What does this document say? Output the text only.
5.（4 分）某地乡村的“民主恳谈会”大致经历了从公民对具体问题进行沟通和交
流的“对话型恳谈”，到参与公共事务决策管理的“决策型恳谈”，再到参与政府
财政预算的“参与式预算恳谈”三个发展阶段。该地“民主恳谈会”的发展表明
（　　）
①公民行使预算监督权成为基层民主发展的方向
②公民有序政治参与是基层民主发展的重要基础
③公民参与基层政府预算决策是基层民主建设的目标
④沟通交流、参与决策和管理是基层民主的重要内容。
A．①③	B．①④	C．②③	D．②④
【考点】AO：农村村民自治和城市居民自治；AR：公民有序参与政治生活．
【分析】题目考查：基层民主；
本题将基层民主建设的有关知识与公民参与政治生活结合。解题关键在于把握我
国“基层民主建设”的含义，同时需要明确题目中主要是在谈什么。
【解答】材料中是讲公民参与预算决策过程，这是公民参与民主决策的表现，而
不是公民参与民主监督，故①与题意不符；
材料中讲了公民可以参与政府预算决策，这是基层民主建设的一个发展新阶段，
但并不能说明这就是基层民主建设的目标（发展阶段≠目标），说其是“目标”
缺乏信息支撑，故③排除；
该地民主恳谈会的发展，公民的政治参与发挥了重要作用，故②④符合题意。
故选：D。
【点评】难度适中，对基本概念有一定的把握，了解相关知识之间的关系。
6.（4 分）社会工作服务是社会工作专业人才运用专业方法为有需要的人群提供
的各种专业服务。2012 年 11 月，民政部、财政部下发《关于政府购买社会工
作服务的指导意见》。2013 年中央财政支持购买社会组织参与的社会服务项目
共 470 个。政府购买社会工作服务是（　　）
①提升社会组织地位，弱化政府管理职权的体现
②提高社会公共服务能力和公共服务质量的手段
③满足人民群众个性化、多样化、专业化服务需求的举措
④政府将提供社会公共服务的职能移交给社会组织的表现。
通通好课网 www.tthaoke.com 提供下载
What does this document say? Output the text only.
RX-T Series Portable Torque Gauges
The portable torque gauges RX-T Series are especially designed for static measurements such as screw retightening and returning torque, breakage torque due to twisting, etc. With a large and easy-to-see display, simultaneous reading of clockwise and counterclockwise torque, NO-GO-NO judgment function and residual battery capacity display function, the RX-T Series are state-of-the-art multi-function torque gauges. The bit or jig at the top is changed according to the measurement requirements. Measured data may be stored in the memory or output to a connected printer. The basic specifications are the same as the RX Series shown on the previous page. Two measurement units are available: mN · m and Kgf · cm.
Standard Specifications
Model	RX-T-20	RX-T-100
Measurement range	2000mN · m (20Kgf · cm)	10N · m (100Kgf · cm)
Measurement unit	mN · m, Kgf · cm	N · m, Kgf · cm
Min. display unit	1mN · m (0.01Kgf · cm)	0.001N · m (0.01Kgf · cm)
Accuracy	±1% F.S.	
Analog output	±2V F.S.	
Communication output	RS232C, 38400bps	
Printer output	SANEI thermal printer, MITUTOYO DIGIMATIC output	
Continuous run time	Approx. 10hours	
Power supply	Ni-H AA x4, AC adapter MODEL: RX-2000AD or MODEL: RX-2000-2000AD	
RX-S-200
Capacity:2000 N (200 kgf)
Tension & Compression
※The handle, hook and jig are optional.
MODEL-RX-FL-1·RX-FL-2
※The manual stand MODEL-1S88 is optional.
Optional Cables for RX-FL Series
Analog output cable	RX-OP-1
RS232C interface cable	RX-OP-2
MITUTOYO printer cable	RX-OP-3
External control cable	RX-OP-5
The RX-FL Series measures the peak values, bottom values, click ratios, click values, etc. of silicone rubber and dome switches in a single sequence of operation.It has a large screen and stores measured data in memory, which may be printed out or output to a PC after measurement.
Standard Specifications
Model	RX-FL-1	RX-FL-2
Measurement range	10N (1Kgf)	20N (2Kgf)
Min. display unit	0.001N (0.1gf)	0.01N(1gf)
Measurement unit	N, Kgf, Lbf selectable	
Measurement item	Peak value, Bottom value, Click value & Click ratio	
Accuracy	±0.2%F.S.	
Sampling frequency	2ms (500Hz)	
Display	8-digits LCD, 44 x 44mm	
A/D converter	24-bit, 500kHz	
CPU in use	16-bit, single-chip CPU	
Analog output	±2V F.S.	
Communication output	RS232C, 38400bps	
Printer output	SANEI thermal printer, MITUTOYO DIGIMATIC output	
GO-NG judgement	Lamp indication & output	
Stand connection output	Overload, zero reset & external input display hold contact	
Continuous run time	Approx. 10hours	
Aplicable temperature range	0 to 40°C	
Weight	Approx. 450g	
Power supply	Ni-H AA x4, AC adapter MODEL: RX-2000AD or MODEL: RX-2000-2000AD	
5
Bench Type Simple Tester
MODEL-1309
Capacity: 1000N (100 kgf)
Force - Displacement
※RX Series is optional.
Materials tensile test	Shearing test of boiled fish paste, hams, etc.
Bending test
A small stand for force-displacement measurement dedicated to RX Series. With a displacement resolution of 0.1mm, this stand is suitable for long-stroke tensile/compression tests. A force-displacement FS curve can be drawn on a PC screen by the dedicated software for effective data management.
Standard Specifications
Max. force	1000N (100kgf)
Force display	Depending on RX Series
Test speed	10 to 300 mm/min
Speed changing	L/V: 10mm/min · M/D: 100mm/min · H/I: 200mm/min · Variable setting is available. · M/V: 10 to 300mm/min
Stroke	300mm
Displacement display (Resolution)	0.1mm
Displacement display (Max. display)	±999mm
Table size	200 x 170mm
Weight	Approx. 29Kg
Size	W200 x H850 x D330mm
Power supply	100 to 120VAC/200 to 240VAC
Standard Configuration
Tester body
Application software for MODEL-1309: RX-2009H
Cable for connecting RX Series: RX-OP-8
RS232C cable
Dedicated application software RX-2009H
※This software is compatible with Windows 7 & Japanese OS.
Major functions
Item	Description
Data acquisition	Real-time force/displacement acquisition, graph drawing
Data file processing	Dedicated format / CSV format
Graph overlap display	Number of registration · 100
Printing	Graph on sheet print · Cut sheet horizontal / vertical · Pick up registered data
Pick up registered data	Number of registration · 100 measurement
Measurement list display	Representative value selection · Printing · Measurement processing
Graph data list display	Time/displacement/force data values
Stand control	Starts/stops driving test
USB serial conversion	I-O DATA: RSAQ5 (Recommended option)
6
....
:: DIRECTIONS FOR THIS TASK ::
Return each entry from the material above exactly as it appears.

:: THE OUTPUT ::
What does this document say? Output the text only.
5.（4 分）某地乡村的“民主恳谈会”大致经历了从公民对具体问题进行沟通和交
流的“对话型恳谈”，到参与公共事务决策管理的“决策型恳谈”，再到参与政府
财政预算的“参与式预算恳谈”三个发展阶段。该地“民主恳谈会”的发展表明
（　　）
①公民行使预算监督权成为基层民主发展的方向
②公民有序政治参与是基层民主发展的重要基础
③公民参与基层政府预算决策是基层民主建设的目标
④沟通交流、参与决策和管理是基层民主的重要内容。
A．①③	B．①④	C．②③	D．②④
【考点】AO：农村村民自治和城市居民自治；AR：公民有序参与政治生活．
【分析】题目考查：基层民主；
本题将基层民主建设的有关知识与公民参与政治生活结合。解题关键在于把握我
国“基层民主建设”的含义，同时需要明确题目中主要是在谈什么。
【解答】材料中是讲公民参与预算决策过程，这是公民参与民主决策的表现，而
不是公民参与民主监督，故①与题意不符；
材料中讲了公民可以参与政府预算决策，这是基层民主建设的一个发展新阶段，
但并不能说明这就是基层民主建设的目标（发展阶段≠目标），说其是“目标”
缺乏信息支撑，故③排除；
该地民主恳谈会的发展，公民的政治参与发挥了重要作用，故②④符合题意。
故选：D。
【点评】难度适中，对基本概念有一定的把握，了解相关知识之间的关系。
6.（4 分）社会工作服务是社会工作专业人才运用专业方法为有需要的人群提供
的各种专业服务。2012 年 11 月，民政部、财政部下发《关于政府购买社会工
作服务的指导意见》。2013 年中央财政支持购买社会组织参与的社会服务项目
共 470 个。政府购买社会工作服务是（　　）
①提升社会组织地位，弱化政府管理职权的体现
②提高社会公共服务能力和公共服务质量的手段
③满足人民群众个性化、多样化、专业化服务需求的举措
④政府将提供社会公共服务的职能移交给社会组织的表现。
通通好课网 www.tthaoke.com 提供下载
What does this document say? Output the text only.
RX-T Series Portable Torque Gauges
The portable torque gauges RX-T Series are especially designed for static measurements such as screw retightening and returning torque, breakage torque due to twisting, etc. With a large and easy-to-see display, simultaneous reading of clockwise and counterclockwise torque, NO-GO-NO judgment function and residual battery capacity display function, the RX-T Series are state-of-the-art multi-function torque gauges. The bit or jig at the top is changed according to the measurement requirements. Measured data may be stored in the memory or output to a connected printer. The basic specifications are the same as the RX Series shown on the previous page. Two measurement units are available: mN · m and Kgf · cm.
Standard Specifications
Model	RX-T-20	RX-T-100
Measurement range	2000mN · m (20Kgf · cm)	10N · m (100Kgf · cm)
Measurement unit	mN · m, Kgf · cm	N · m, Kgf · cm
Min. display unit	1mN · m (0.01Kgf · cm)	0.001N · m (0.01Kgf · cm)
Accuracy	±1% F.S.	
Analog output	±2V F.S.	
Communication output	RS232C, 38400bps	
Printer output	SANEI thermal printer, MITUTOYO DIGIMATIC output	
Continuous run time	Approx. 10hours	
Power supply	Ni-H AA x4, AC adapter MODEL: RX-2000AD or MODEL: RX-2000-2000AD	
RX-S-200
Capacity:2000 N (200 kgf)
Tension & Compression
※The handle, hook and jig are optional.
MODEL-RX-FL-1·RX-FL-2
※The manual stand MODEL-1S88 is optional.
Optional Cables for RX-FL Series
Analog output cable	RX-OP-1
RS232C interface cable	RX-OP-2
MITUTOYO printer cable	RX-OP-3
External control cable	RX-OP-5
The RX-FL Series measures the peak values, bottom values, click ratios, click values, etc. of silicone rubber and dome switches in a single sequence of operation.It has a large screen and stores measured data in memory, which may be printed out or output to a PC after measurement.
Standard Specifications
Model	RX-FL-1	RX-FL-2
Measurement range	10N (1Kgf)	20N (2Kgf)
Min. display unit	0.001N (0.1gf)	0.01N(1gf)
Measurement unit	N, Kgf, Lbf selectable	
Measurement item	Peak value, Bottom value, Click value & Click ratio	
Accuracy	±0.2%F.S.	
Sampling frequency	2ms (500Hz)	
Display	8-digits LCD, 44 x 44mm	
A/D converter	24-bit, 500kHz	
CPU in use	16-bit, single-chip CPU	
Analog output	±2V F.S.	
Communication output	RS232C, 38400bps	
Printer output	SANEI thermal printer, MITUTOYO DIGIMATIC output	
GO-NG judgement	Lamp indication & output	
Stand connection output	Overload, zero reset & external input display hold contact	
Continuous run time	Approx. 10hours	
Aplicable temperature range	0 to 40°C	
Weight	Approx. 450g	
Power supply	Ni-H AA x4, AC adapter MODEL: RX-2000AD or MODEL: RX-2000-2000AD	
5
Bench Type Simple Tester
MODEL-1309
Capacity: 1000N (100 kgf)
Force - Displacement
※RX Series is optional.
Materials tensile test	Shearing test of boiled fish paste, hams, etc.
Bending test
A small stand for force-displacement measurement dedicated to RX Series. With a displacement resolution of 0.1mm, this stand is suitable for long-stroke tensile/compression tests. A force-displacement FS curve can be drawn on a PC screen by the dedicated software for effective data management.
Standard Specifications
Max. force	1000N (100kgf)
Force display	Depending on RX Series
Test speed	10 to 300 mm/min
Speed changing	L/V: 10mm/min · M/D: 100mm/min · H/I: 200mm/min · Variable setting is available. · M/V: 10 to 300mm/min
Stroke	300mm
Displacement display (Resolution)	0.1mm
Displacement display (Max. display)	±999mm
Table size	200 x 170mm
Weight	Approx. 29Kg
Size	W200 x H850 x D330mm
Power supply	100 to 120VAC/200 to 240VAC
Standard Configuration
Tester body
Application software for MODEL-1309: RX-2009H
Cable for connecting RX Series: RX-OP-8
RS232C cable
Dedicated application software RX-2009H
※This software is compatible with Windows 7 & Japanese OS.
Major functions
Item	Description
Data acquisition	Real-time force/displacement acquisition, graph drawing
Data file processing	Dedicated format / CSV format
Graph overlap display	Number of registration · 100
Printing	Graph on sheet print · Cut sheet horizontal / vertical · Pick up registered data
Pick up registered data	Number of registration · 100 measurement
Measurement list display	Representative value selection · Printing · Measurement processing
Graph data list display	Time/displacement/force data values
Stand control	Starts/stops driving test
USB serial conversion	I-O DATA: RSAQ5 (Recommended option)
6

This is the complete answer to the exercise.